> _STATED EXERCISE_: Locate the string "title" in the listing below. Copy every line where it is found.

_ _ _ _ _

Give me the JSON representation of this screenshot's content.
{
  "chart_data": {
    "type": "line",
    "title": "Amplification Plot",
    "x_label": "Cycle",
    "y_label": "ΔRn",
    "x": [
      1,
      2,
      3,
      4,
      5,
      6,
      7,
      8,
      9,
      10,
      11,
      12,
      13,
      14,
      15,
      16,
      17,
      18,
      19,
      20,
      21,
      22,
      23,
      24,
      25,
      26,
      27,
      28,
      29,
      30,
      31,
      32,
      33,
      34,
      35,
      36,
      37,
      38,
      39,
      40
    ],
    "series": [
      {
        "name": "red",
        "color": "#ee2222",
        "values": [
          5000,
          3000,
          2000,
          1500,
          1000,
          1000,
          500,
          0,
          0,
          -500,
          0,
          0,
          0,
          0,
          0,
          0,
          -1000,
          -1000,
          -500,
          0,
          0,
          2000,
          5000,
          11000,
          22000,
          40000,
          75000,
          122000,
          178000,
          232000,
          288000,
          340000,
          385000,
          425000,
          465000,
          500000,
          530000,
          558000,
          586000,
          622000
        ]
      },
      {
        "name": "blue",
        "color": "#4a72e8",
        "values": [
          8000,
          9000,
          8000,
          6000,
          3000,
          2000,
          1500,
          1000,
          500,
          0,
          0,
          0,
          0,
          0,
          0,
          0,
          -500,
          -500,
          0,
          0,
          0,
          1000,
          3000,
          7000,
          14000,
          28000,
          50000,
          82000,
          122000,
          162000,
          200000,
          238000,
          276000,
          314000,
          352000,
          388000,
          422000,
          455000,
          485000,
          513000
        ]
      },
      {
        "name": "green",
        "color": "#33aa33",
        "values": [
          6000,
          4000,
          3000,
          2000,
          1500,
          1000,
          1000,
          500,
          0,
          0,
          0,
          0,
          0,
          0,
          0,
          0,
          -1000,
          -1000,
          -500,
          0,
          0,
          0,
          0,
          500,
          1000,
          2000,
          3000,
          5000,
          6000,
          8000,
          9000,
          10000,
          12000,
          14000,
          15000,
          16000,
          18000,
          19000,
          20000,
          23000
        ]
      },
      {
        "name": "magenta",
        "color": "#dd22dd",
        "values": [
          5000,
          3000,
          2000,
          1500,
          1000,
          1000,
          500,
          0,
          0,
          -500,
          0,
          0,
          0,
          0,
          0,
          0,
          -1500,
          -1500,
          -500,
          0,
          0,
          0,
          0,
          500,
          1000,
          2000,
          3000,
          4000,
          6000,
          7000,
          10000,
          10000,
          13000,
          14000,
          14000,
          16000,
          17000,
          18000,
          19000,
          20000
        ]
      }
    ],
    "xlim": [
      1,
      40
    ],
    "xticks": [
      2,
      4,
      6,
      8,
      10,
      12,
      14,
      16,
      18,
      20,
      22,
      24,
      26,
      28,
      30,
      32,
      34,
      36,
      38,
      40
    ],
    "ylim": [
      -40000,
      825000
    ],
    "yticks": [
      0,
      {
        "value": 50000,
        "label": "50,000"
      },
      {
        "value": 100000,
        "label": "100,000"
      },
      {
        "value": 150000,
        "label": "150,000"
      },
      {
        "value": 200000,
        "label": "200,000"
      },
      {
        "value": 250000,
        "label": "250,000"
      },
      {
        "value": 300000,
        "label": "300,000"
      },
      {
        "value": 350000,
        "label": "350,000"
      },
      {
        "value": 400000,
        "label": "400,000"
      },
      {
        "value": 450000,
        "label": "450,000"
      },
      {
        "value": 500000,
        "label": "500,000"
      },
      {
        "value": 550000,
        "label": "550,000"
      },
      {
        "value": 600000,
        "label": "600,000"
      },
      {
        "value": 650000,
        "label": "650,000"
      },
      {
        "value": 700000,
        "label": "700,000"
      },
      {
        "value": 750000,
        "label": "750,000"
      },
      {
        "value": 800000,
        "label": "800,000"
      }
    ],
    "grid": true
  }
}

_ _ _ _ _

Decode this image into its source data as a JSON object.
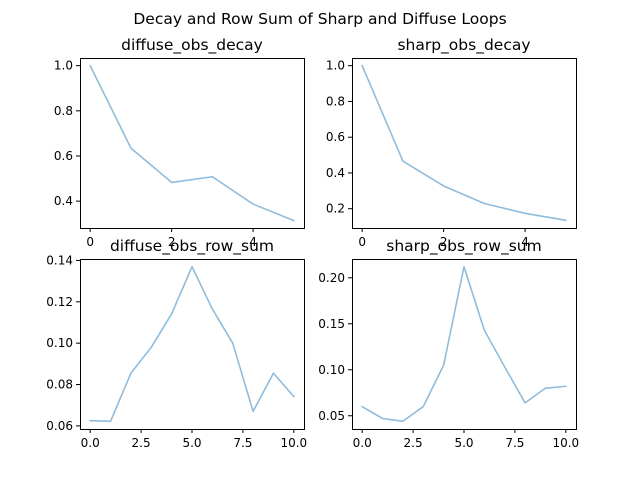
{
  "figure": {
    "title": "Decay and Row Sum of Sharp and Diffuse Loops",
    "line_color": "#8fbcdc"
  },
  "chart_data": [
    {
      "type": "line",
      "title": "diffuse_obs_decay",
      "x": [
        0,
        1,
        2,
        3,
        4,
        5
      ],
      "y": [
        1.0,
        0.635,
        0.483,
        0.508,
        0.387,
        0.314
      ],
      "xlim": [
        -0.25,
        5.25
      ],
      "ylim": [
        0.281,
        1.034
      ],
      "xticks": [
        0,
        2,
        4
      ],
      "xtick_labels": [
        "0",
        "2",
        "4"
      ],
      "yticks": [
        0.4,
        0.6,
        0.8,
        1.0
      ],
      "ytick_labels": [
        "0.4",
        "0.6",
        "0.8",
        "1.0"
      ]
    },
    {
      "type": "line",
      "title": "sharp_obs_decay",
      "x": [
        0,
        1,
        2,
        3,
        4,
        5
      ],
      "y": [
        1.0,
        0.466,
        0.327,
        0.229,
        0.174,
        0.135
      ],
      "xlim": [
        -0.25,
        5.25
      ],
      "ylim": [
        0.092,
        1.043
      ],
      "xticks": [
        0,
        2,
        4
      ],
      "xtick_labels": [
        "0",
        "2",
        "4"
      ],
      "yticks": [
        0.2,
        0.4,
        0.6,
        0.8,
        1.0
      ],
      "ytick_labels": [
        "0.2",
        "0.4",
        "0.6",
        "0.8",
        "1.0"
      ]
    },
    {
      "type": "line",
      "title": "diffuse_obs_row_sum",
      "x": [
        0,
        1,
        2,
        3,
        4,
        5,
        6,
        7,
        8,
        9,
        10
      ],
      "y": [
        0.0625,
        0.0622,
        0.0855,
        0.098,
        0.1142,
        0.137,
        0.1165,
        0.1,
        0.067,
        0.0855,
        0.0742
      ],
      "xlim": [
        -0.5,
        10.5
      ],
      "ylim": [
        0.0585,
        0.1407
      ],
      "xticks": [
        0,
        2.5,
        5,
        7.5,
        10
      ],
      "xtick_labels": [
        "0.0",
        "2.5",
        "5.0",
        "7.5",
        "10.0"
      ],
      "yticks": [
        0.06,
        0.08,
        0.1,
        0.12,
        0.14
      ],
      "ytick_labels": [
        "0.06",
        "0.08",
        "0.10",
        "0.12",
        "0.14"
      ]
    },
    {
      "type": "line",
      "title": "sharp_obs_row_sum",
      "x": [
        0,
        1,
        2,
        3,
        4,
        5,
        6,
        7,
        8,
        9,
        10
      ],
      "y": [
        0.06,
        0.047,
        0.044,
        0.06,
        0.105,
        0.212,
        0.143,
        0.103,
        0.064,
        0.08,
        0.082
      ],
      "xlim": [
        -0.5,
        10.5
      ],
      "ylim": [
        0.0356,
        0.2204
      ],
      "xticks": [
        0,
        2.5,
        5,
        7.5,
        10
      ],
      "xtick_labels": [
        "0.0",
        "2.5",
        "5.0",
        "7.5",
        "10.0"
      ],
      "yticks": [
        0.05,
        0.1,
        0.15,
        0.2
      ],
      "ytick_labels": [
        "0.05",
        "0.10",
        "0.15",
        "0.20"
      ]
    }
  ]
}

_ _ _ _ _

> _RESPONSE BELOW_:
    "title": "Amplification Plot",
    "title": "Decay and Row Sum of Sharp and Diffuse Loops",
      "title": "diffuse_obs_decay",
      "title": "sharp_obs_decay",
      "title": "diffuse_obs_row_sum",
      "title": "sharp_obs_row_sum",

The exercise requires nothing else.